Data tied to figure images:
********
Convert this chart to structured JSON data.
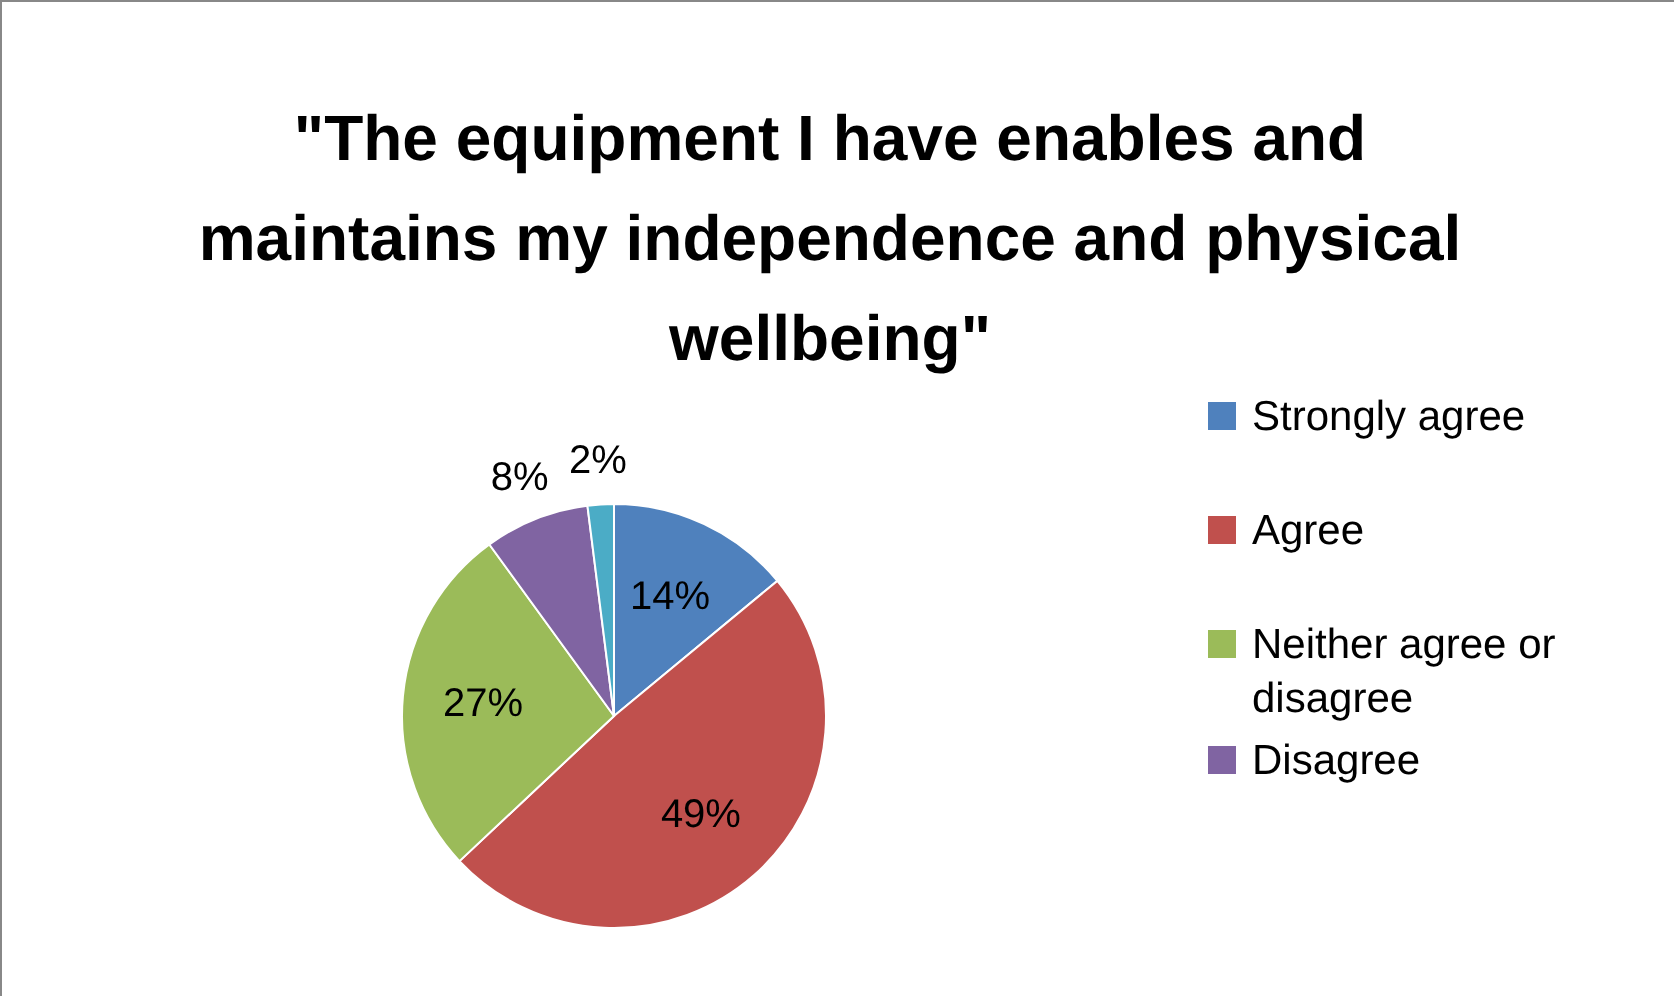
{
  "chart_data": {
    "type": "pie",
    "title": "\"The equipment I have enables and maintains my independence and physical wellbeing\"",
    "categories": [
      "Strongly agree",
      "Agree",
      "Neither agree or disagree",
      "Disagree",
      null
    ],
    "values": [
      14,
      49,
      27,
      8,
      2
    ],
    "colors": [
      "#4f81bd",
      "#c0504d",
      "#9bbb59",
      "#8064a2",
      "#4bacc6"
    ],
    "value_labels": [
      "14%",
      "49%",
      "27%",
      "8%",
      "2%"
    ],
    "legend": "right"
  }
}
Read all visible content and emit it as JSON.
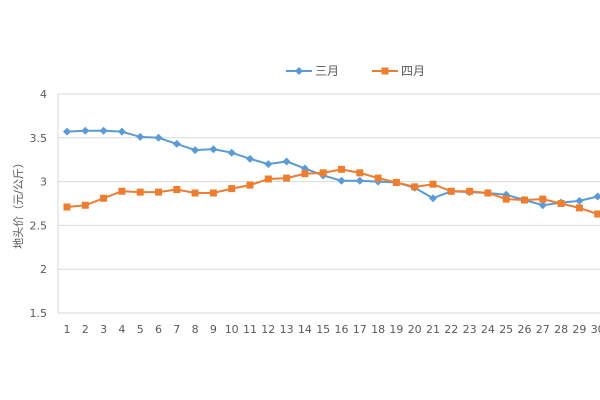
{
  "chart_data": {
    "type": "line",
    "title": "",
    "xlabel": "",
    "ylabel": "地头价（元/公斤）",
    "ylim": [
      1.5,
      4
    ],
    "yticks": [
      "1.5",
      "2",
      "2.5",
      "3",
      "3.5",
      "4"
    ],
    "grid": true,
    "legend_position": "top",
    "categories": [
      "1",
      "2",
      "3",
      "4",
      "5",
      "6",
      "7",
      "8",
      "9",
      "10",
      "11",
      "12",
      "13",
      "14",
      "15",
      "16",
      "17",
      "18",
      "19",
      "20",
      "21",
      "22",
      "23",
      "24",
      "25",
      "26",
      "27",
      "28",
      "29",
      "30"
    ],
    "series": [
      {
        "name": "三月",
        "color": "#5B9BD5",
        "marker": "diamond",
        "values": [
          3.57,
          3.58,
          3.58,
          3.57,
          3.51,
          3.5,
          3.43,
          3.36,
          3.37,
          3.33,
          3.26,
          3.2,
          3.23,
          3.15,
          3.07,
          3.01,
          3.01,
          3.0,
          2.99,
          2.93,
          2.81,
          2.89,
          2.88,
          2.87,
          2.85,
          2.79,
          2.73,
          2.76,
          2.78,
          2.83
        ]
      },
      {
        "name": "四月",
        "color": "#ED7D31",
        "marker": "square",
        "values": [
          2.71,
          2.73,
          2.81,
          2.89,
          2.88,
          2.88,
          2.91,
          2.87,
          2.87,
          2.92,
          2.96,
          3.03,
          3.04,
          3.09,
          3.1,
          3.14,
          3.1,
          3.04,
          2.99,
          2.94,
          2.97,
          2.89,
          2.89,
          2.87,
          2.8,
          2.79,
          2.8,
          2.75,
          2.7,
          2.63
        ]
      }
    ]
  }
}
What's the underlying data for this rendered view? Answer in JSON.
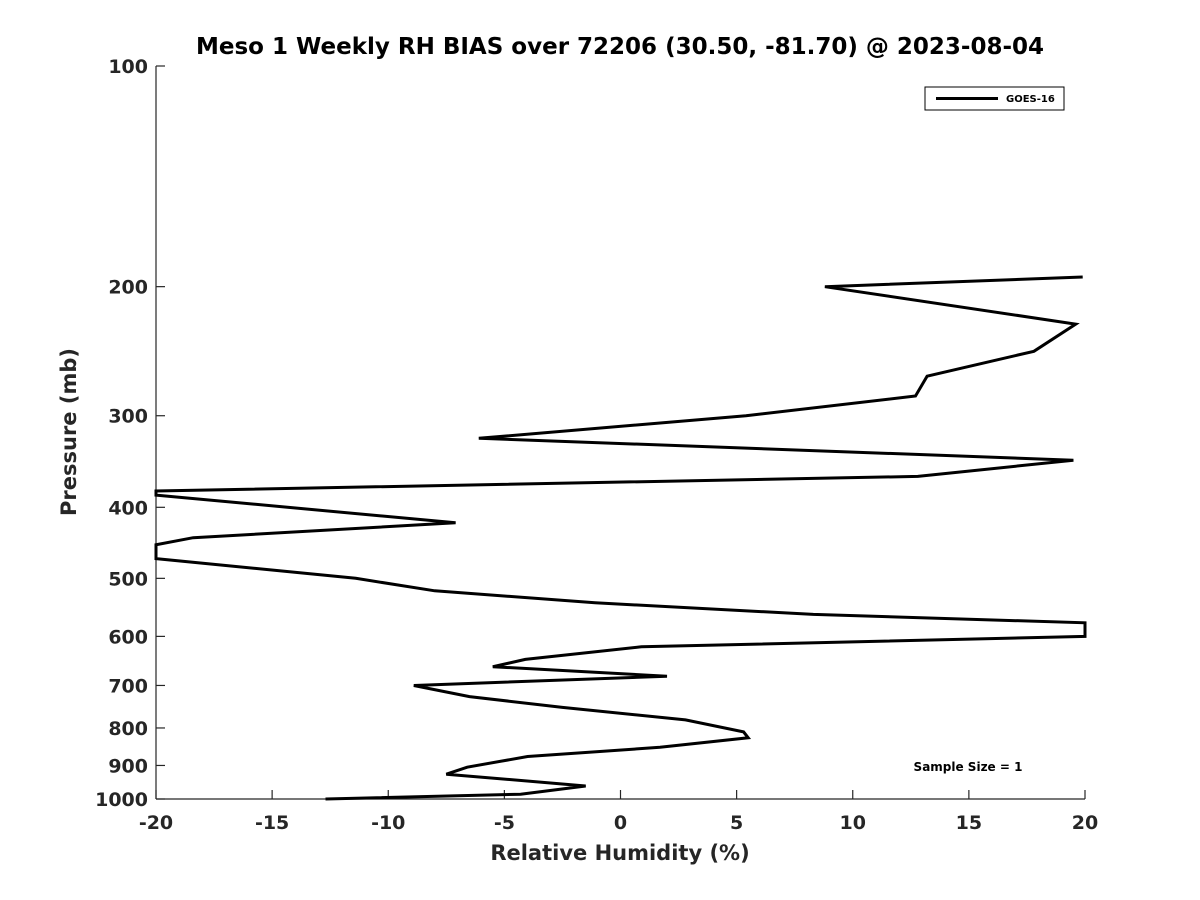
{
  "chart_data": {
    "type": "line",
    "title": "Meso 1 Weekly RH BIAS over 72206 (30.50, -81.70) @ 2023-08-04",
    "xlabel": "Relative Humidity (%)",
    "ylabel": "Pressure (mb)",
    "xlim": [
      -20,
      20
    ],
    "ylim": [
      1000,
      100
    ],
    "yscale": "log",
    "y_reversed": true,
    "grid": false,
    "legend_position": "top-right",
    "line_color": "#000000",
    "xticks": [
      -20,
      -15,
      -10,
      -5,
      0,
      5,
      10,
      15,
      20
    ],
    "xtick_labels": [
      "-20",
      "-15",
      "-10",
      "-5",
      "0",
      "5",
      "10",
      "15",
      "20"
    ],
    "yticks": [
      100,
      200,
      300,
      400,
      500,
      600,
      700,
      800,
      900,
      1000
    ],
    "ytick_labels": [
      "100",
      "200",
      "300",
      "400",
      "500",
      "600",
      "700",
      "800",
      "900",
      "1000"
    ],
    "series": [
      {
        "name": "GOES-16",
        "points": [
          [
            -12.7,
            1000
          ],
          [
            -4.3,
            985
          ],
          [
            -1.5,
            960
          ],
          [
            -7.5,
            925
          ],
          [
            -6.6,
            905
          ],
          [
            -4.0,
            875
          ],
          [
            1.7,
            850
          ],
          [
            5.5,
            825
          ],
          [
            5.3,
            810
          ],
          [
            2.8,
            780
          ],
          [
            -2.5,
            750
          ],
          [
            -6.5,
            725
          ],
          [
            -8.9,
            700
          ],
          [
            2.0,
            680
          ],
          [
            -5.5,
            660
          ],
          [
            -4.1,
            645
          ],
          [
            0.9,
            620
          ],
          [
            20,
            600
          ],
          [
            20,
            575
          ],
          [
            8.3,
            560
          ],
          [
            -1.1,
            540
          ],
          [
            -8.0,
            520
          ],
          [
            -11.4,
            500
          ],
          [
            -20,
            470
          ],
          [
            -20,
            450
          ],
          [
            -18.4,
            440
          ],
          [
            -7.1,
            420
          ],
          [
            -20,
            385
          ],
          [
            -20,
            380
          ],
          [
            12.8,
            363
          ],
          [
            19.5,
            345
          ],
          [
            -6.1,
            322
          ],
          [
            5.4,
            300
          ],
          [
            12.7,
            282
          ],
          [
            13.2,
            265
          ],
          [
            17.8,
            245
          ],
          [
            19.6,
            225
          ],
          [
            8.8,
            200
          ],
          [
            19.9,
            194
          ]
        ]
      }
    ],
    "annotation": "Sample Size = 1"
  }
}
********
Repeat each entry precisely as it appears. Leave the pictures out.

Convert this chart to structured JSON data.
{
  "chart_data": {
    "type": "pie",
    "title": "\"The equipment I have enables and maintains my independence and physical wellbeing\"",
    "categories": [
      "Strongly agree",
      "Agree",
      "Neither agree or disagree",
      "Disagree",
      null
    ],
    "values": [
      14,
      49,
      27,
      8,
      2
    ],
    "colors": [
      "#4f81bd",
      "#c0504d",
      "#9bbb59",
      "#8064a2",
      "#4bacc6"
    ],
    "value_labels": [
      "14%",
      "49%",
      "27%",
      "8%",
      "2%"
    ],
    "legend": "right"
  }
}
Read all visible content and emit it as JSON.
{
  "chart_data": {
    "type": "line",
    "title": "",
    "xlabel": "",
    "ylabel": "地头价（元/公斤）",
    "ylim": [
      1.5,
      4
    ],
    "yticks": [
      "1.5",
      "2",
      "2.5",
      "3",
      "3.5",
      "4"
    ],
    "grid": true,
    "legend_position": "top",
    "categories": [
      "1",
      "2",
      "3",
      "4",
      "5",
      "6",
      "7",
      "8",
      "9",
      "10",
      "11",
      "12",
      "13",
      "14",
      "15",
      "16",
      "17",
      "18",
      "19",
      "20",
      "21",
      "22",
      "23",
      "24",
      "25",
      "26",
      "27",
      "28",
      "29",
      "30"
    ],
    "series": [
      {
        "name": "三月",
        "color": "#5B9BD5",
        "marker": "diamond",
        "values": [
          3.57,
          3.58,
          3.58,
          3.57,
          3.51,
          3.5,
          3.43,
          3.36,
          3.37,
          3.33,
          3.26,
          3.2,
          3.23,
          3.15,
          3.07,
          3.01,
          3.01,
          3.0,
          2.99,
          2.93,
          2.81,
          2.89,
          2.88,
          2.87,
          2.85,
          2.79,
          2.73,
          2.76,
          2.78,
          2.83
        ]
      },
      {
        "name": "四月",
        "color": "#ED7D31",
        "marker": "square",
        "values": [
          2.71,
          2.73,
          2.81,
          2.89,
          2.88,
          2.88,
          2.91,
          2.87,
          2.87,
          2.92,
          2.96,
          3.03,
          3.04,
          3.09,
          3.1,
          3.14,
          3.1,
          3.04,
          2.99,
          2.94,
          2.97,
          2.89,
          2.89,
          2.87,
          2.8,
          2.79,
          2.8,
          2.75,
          2.7,
          2.63
        ]
      }
    ]
  }
}
What's the underlying data for this rendered view? Answer in JSON.
{
  "chart_data": {
    "type": "line",
    "title": "Meso 1 Weekly RH BIAS over 72206 (30.50, -81.70) @ 2023-08-04",
    "xlabel": "Relative Humidity (%)",
    "ylabel": "Pressure (mb)",
    "xlim": [
      -20,
      20
    ],
    "ylim": [
      1000,
      100
    ],
    "yscale": "log",
    "y_reversed": true,
    "grid": false,
    "legend_position": "top-right",
    "line_color": "#000000",
    "xticks": [
      -20,
      -15,
      -10,
      -5,
      0,
      5,
      10,
      15,
      20
    ],
    "xtick_labels": [
      "-20",
      "-15",
      "-10",
      "-5",
      "0",
      "5",
      "10",
      "15",
      "20"
    ],
    "yticks": [
      100,
      200,
      300,
      400,
      500,
      600,
      700,
      800,
      900,
      1000
    ],
    "ytick_labels": [
      "100",
      "200",
      "300",
      "400",
      "500",
      "600",
      "700",
      "800",
      "900",
      "1000"
    ],
    "series": [
      {
        "name": "GOES-16",
        "points": [
          [
            -12.7,
            1000
          ],
          [
            -4.3,
            985
          ],
          [
            -1.5,
            960
          ],
          [
            -7.5,
            925
          ],
          [
            -6.6,
            905
          ],
          [
            -4.0,
            875
          ],
          [
            1.7,
            850
          ],
          [
            5.5,
            825
          ],
          [
            5.3,
            810
          ],
          [
            2.8,
            780
          ],
          [
            -2.5,
            750
          ],
          [
            -6.5,
            725
          ],
          [
            -8.9,
            700
          ],
          [
            2.0,
            680
          ],
          [
            -5.5,
            660
          ],
          [
            -4.1,
            645
          ],
          [
            0.9,
            620
          ],
          [
            20,
            600
          ],
          [
            20,
            575
          ],
          [
            8.3,
            560
          ],
          [
            -1.1,
            540
          ],
          [
            -8.0,
            520
          ],
          [
            -11.4,
            500
          ],
          [
            -20,
            470
          ],
          [
            -20,
            450
          ],
          [
            -18.4,
            440
          ],
          [
            -7.1,
            420
          ],
          [
            -20,
            385
          ],
          [
            -20,
            380
          ],
          [
            12.8,
            363
          ],
          [
            19.5,
            345
          ],
          [
            -6.1,
            322
          ],
          [
            5.4,
            300
          ],
          [
            12.7,
            282
          ],
          [
            13.2,
            265
          ],
          [
            17.8,
            245
          ],
          [
            19.6,
            225
          ],
          [
            8.8,
            200
          ],
          [
            19.9,
            194
          ]
        ]
      }
    ],
    "annotation": "Sample Size = 1"
  }
}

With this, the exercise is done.